▶ **Description of the task**: Output the data exactly, with every line intact.

▶ **Extracted material**:
####################

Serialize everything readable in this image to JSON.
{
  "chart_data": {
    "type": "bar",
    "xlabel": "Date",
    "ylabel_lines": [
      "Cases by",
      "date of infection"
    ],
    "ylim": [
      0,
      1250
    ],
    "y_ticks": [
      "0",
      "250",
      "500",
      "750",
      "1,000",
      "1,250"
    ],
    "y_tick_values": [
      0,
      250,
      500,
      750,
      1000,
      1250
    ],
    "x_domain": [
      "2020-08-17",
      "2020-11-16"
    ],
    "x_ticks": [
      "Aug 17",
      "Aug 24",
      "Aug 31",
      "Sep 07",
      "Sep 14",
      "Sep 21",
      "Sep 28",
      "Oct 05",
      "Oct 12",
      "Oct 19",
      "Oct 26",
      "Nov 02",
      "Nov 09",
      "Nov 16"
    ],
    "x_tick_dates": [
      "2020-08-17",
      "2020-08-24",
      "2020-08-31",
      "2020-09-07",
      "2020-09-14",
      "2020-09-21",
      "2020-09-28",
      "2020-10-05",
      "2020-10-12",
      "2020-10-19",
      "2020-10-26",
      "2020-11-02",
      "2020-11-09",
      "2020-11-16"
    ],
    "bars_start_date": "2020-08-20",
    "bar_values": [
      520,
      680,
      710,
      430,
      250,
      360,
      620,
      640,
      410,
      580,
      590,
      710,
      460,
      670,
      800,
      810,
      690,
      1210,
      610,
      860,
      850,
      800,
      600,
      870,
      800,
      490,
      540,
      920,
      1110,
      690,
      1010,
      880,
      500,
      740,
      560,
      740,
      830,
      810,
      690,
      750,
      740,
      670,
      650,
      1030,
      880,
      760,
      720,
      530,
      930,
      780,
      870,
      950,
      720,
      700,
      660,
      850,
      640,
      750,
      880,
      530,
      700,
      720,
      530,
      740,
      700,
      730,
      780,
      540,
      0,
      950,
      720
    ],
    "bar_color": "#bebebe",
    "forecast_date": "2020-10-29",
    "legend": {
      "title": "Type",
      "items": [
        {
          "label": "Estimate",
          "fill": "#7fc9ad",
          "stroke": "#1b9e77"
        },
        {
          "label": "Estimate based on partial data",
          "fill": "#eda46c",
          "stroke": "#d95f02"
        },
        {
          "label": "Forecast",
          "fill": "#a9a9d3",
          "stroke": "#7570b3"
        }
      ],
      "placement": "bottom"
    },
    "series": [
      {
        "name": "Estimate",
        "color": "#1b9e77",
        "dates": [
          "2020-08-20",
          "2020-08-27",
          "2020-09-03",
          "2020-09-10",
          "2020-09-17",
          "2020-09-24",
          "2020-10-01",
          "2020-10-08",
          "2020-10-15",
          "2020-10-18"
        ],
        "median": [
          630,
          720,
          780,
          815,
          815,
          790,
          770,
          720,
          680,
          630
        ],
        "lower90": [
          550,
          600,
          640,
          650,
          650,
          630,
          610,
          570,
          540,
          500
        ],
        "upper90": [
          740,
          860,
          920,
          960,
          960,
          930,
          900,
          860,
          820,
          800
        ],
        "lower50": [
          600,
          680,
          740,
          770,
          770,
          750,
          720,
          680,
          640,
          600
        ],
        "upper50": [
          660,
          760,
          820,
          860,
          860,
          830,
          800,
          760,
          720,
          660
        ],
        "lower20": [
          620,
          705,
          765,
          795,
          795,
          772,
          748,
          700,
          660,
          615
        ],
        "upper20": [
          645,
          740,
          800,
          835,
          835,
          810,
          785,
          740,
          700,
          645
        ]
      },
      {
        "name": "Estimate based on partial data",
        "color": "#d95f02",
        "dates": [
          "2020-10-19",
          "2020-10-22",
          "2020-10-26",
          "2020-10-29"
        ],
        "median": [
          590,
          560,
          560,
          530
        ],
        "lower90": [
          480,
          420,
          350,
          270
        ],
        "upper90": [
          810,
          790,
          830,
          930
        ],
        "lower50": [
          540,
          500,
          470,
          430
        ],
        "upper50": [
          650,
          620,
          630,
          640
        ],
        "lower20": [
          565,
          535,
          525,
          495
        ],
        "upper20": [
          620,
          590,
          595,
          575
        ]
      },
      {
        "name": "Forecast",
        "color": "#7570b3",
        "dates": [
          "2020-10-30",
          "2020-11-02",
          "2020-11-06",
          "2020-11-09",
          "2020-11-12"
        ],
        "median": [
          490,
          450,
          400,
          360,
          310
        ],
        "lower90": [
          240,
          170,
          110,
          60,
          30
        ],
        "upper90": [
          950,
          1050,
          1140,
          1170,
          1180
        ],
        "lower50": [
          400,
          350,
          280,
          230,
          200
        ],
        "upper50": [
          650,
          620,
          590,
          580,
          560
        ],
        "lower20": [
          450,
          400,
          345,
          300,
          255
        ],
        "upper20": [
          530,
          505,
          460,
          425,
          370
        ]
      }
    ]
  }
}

####################

▶ **Written solution**:
Serialize everything readable in this image to JSON.
{
  "chart_data": {
    "type": "bar",
    "xlabel": "Date",
    "ylabel_lines": [
      "Cases by",
      "date of infection"
    ],
    "ylim": [
      0,
      1250
    ],
    "y_ticks": [
      "0",
      "250",
      "500",
      "750",
      "1,000",
      "1,250"
    ],
    "y_tick_values": [
      0,
      250,
      500,
      750,
      1000,
      1250
    ],
    "x_domain": [
      "2020-08-17",
      "2020-11-16"
    ],
    "x_ticks": [
      "Aug 17",
      "Aug 24",
      "Aug 31",
      "Sep 07",
      "Sep 14",
      "Sep 21",
      "Sep 28",
      "Oct 05",
      "Oct 12",
      "Oct 19",
      "Oct 26",
      "Nov 02",
      "Nov 09",
      "Nov 16"
    ],
    "x_tick_dates": [
      "2020-08-17",
      "2020-08-24",
      "2020-08-31",
      "2020-09-07",
      "2020-09-14",
      "2020-09-21",
      "2020-09-28",
      "2020-10-05",
      "2020-10-12",
      "2020-10-19",
      "2020-10-26",
      "2020-11-02",
      "2020-11-09",
      "2020-11-16"
    ],
    "bars_start_date": "2020-08-20",
    "bar_values": [
      520,
      680,
      710,
      430,
      250,
      360,
      620,
      640,
      410,
      580,
      590,
      710,
      460,
      670,
      800,
      810,
      690,
      1210,
      610,
      860,
      850,
      800,
      600,
      870,
      800,
      490,
      540,
      920,
      1110,
      690,
      1010,
      880,
      500,
      740,
      560,
      740,
      830,
      810,
      690,
      750,
      740,
      670,
      650,
      1030,
      880,
      760,
      720,
      530,
      930,
      780,
      870,
      950,
      720,
      700,
      660,
      850,
      640,
      750,
      880,
      530,
      700,
      720,
      530,
      740,
      700,
      730,
      780,
      540,
      0,
      950,
      720
    ],
    "bar_color": "#bebebe",
    "forecast_date": "2020-10-29",
    "legend": {
      "title": "Type",
      "items": [
        {
          "label": "Estimate",
          "fill": "#7fc9ad",
          "stroke": "#1b9e77"
        },
        {
          "label": "Estimate based on partial data",
          "fill": "#eda46c",
          "stroke": "#d95f02"
        },
        {
          "label": "Forecast",
          "fill": "#a9a9d3",
          "stroke": "#7570b3"
        }
      ],
      "placement": "bottom"
    },
    "series": [
      {
        "name": "Estimate",
        "color": "#1b9e77",
        "dates": [
          "2020-08-20",
          "2020-08-27",
          "2020-09-03",
          "2020-09-10",
          "2020-09-17",
          "2020-09-24",
          "2020-10-01",
          "2020-10-08",
          "2020-10-15",
          "2020-10-18"
        ],
        "median": [
          630,
          720,
          780,
          815,
          815,
          790,
          770,
          720,
          680,
          630
        ],
        "lower90": [
          550,
          600,
          640,
          650,
          650,
          630,
          610,
          570,
          540,
          500
        ],
        "upper90": [
          740,
          860,
          920,
          960,
          960,
          930,
          900,
          860,
          820,
          800
        ],
        "lower50": [
          600,
          680,
          740,
          770,
          770,
          750,
          720,
          680,
          640,
          600
        ],
        "upper50": [
          660,
          760,
          820,
          860,
          860,
          830,
          800,
          760,
          720,
          660
        ],
        "lower20": [
          620,
          705,
          765,
          795,
          795,
          772,
          748,
          700,
          660,
          615
        ],
        "upper20": [
          645,
          740,
          800,
          835,
          835,
          810,
          785,
          740,
          700,
          645
        ]
      },
      {
        "name": "Estimate based on partial data",
        "color": "#d95f02",
        "dates": [
          "2020-10-19",
          "2020-10-22",
          "2020-10-26",
          "2020-10-29"
        ],
        "median": [
          590,
          560,
          560,
          530
        ],
        "lower90": [
          480,
          420,
          350,
          270
        ],
        "upper90": [
          810,
          790,
          830,
          930
        ],
        "lower50": [
          540,
          500,
          470,
          430
        ],
        "upper50": [
          650,
          620,
          630,
          640
        ],
        "lower20": [
          565,
          535,
          525,
          495
        ],
        "upper20": [
          620,
          590,
          595,
          575
        ]
      },
      {
        "name": "Forecast",
        "color": "#7570b3",
        "dates": [
          "2020-10-30",
          "2020-11-02",
          "2020-11-06",
          "2020-11-09",
          "2020-11-12"
        ],
        "median": [
          490,
          450,
          400,
          360,
          310
        ],
        "lower90": [
          240,
          170,
          110,
          60,
          30
        ],
        "upper90": [
          950,
          1050,
          1140,
          1170,
          1180
        ],
        "lower50": [
          400,
          350,
          280,
          230,
          200
        ],
        "upper50": [
          650,
          620,
          590,
          580,
          560
        ],
        "lower20": [
          450,
          400,
          345,
          300,
          255
        ],
        "upper20": [
          530,
          505,
          460,
          425,
          370
        ]
      }
    ]
  }
}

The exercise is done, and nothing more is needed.